- Your task -
Give every line of the material again, exactly as written.
*** Information provided ***
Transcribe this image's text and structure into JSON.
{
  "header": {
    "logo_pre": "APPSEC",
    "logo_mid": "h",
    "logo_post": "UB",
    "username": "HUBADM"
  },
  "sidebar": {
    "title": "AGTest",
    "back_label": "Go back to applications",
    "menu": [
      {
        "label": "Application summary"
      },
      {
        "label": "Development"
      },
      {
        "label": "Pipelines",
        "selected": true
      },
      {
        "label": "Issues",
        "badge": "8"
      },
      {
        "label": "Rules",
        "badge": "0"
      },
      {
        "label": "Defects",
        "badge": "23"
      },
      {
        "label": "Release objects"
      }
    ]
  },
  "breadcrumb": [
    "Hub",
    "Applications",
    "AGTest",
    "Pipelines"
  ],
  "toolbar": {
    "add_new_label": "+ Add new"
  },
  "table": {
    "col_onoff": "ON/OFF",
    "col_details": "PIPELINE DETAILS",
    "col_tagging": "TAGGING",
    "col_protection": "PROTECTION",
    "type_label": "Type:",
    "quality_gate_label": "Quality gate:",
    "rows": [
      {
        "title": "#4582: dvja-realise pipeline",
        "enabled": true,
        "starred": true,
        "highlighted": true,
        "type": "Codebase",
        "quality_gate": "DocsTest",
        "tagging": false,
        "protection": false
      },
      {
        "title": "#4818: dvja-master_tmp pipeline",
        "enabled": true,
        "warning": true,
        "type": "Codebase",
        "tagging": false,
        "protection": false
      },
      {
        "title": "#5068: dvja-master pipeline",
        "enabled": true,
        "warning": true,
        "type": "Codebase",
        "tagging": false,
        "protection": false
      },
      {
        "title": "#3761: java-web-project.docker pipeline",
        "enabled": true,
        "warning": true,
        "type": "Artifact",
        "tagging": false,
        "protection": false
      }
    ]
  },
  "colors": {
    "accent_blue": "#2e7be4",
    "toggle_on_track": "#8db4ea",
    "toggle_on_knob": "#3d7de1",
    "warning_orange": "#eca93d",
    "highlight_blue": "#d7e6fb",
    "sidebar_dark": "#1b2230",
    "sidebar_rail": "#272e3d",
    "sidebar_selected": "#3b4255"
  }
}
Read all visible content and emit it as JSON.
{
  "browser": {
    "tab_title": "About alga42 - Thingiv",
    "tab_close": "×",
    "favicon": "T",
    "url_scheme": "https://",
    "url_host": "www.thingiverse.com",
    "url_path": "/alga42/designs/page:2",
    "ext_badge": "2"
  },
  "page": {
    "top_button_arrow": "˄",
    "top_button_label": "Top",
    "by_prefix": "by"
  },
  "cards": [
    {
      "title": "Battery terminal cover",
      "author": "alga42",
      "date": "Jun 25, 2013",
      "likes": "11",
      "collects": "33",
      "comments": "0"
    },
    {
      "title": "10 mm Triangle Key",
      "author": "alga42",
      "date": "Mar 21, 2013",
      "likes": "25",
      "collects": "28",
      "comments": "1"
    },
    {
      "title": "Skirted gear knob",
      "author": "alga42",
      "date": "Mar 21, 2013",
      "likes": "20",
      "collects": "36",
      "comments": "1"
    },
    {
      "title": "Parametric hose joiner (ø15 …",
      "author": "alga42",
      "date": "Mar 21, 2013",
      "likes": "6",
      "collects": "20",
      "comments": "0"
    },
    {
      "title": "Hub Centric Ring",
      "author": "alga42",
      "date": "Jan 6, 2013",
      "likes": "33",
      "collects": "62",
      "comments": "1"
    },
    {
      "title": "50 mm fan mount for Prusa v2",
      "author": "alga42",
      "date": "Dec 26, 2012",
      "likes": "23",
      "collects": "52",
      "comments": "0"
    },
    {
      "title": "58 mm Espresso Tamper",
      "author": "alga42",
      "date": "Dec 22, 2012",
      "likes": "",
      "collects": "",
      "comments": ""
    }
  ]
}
***
- Exercise result -
Transcribe this image's text and structure into JSON.
{
  "header": {
    "logo_pre": "APPSEC",
    "logo_mid": "h",
    "logo_post": "UB",
    "username": "HUBADM"
  },
  "sidebar": {
    "title": "AGTest",
    "back_label": "Go back to applications",
    "menu": [
      {
        "label": "Application summary"
      },
      {
        "label": "Development"
      },
      {
        "label": "Pipelines",
        "selected": true
      },
      {
        "label": "Issues",
        "badge": "8"
      },
      {
        "label": "Rules",
        "badge": "0"
      },
      {
        "label": "Defects",
        "badge": "23"
      },
      {
        "label": "Release objects"
      }
    ]
  },
  "breadcrumb": [
    "Hub",
    "Applications",
    "AGTest",
    "Pipelines"
  ],
  "toolbar": {
    "add_new_label": "+ Add new"
  },
  "table": {
    "col_onoff": "ON/OFF",
    "col_details": "PIPELINE DETAILS",
    "col_tagging": "TAGGING",
    "col_protection": "PROTECTION",
    "type_label": "Type:",
    "quality_gate_label": "Quality gate:",
    "rows": [
      {
        "title": "#4582: dvja-realise pipeline",
        "enabled": true,
        "starred": true,
        "highlighted": true,
        "type": "Codebase",
        "quality_gate": "DocsTest",
        "tagging": false,
        "protection": false
      },
      {
        "title": "#4818: dvja-master_tmp pipeline",
        "enabled": true,
        "warning": true,
        "type": "Codebase",
        "tagging": false,
        "protection": false
      },
      {
        "title": "#5068: dvja-master pipeline",
        "enabled": true,
        "warning": true,
        "type": "Codebase",
        "tagging": false,
        "protection": false
      },
      {
        "title": "#3761: java-web-project.docker pipeline",
        "enabled": true,
        "warning": true,
        "type": "Artifact",
        "tagging": false,
        "protection": false
      }
    ]
  },
  "colors": {
    "accent_blue": "#2e7be4",
    "toggle_on_track": "#8db4ea",
    "toggle_on_knob": "#3d7de1",
    "warning_orange": "#eca93d",
    "highlight_blue": "#d7e6fb",
    "sidebar_dark": "#1b2230",
    "sidebar_rail": "#272e3d",
    "sidebar_selected": "#3b4255"
  }
}
Read all visible content and emit it as JSON.
{
  "browser": {
    "tab_title": "About alga42 - Thingiv",
    "tab_close": "×",
    "favicon": "T",
    "url_scheme": "https://",
    "url_host": "www.thingiverse.com",
    "url_path": "/alga42/designs/page:2",
    "ext_badge": "2"
  },
  "page": {
    "top_button_arrow": "˄",
    "top_button_label": "Top",
    "by_prefix": "by"
  },
  "cards": [
    {
      "title": "Battery terminal cover",
      "author": "alga42",
      "date": "Jun 25, 2013",
      "likes": "11",
      "collects": "33",
      "comments": "0"
    },
    {
      "title": "10 mm Triangle Key",
      "author": "alga42",
      "date": "Mar 21, 2013",
      "likes": "25",
      "collects": "28",
      "comments": "1"
    },
    {
      "title": "Skirted gear knob",
      "author": "alga42",
      "date": "Mar 21, 2013",
      "likes": "20",
      "collects": "36",
      "comments": "1"
    },
    {
      "title": "Parametric hose joiner (ø15 …",
      "author": "alga42",
      "date": "Mar 21, 2013",
      "likes": "6",
      "collects": "20",
      "comments": "0"
    },
    {
      "title": "Hub Centric Ring",
      "author": "alga42",
      "date": "Jan 6, 2013",
      "likes": "33",
      "collects": "62",
      "comments": "1"
    },
    {
      "title": "50 mm fan mount for Prusa v2",
      "author": "alga42",
      "date": "Dec 26, 2012",
      "likes": "23",
      "collects": "52",
      "comments": "0"
    },
    {
      "title": "58 mm Espresso Tamper",
      "author": "alga42",
      "date": "Dec 22, 2012",
      "likes": "",
      "collects": "",
      "comments": ""
    }
  ]
}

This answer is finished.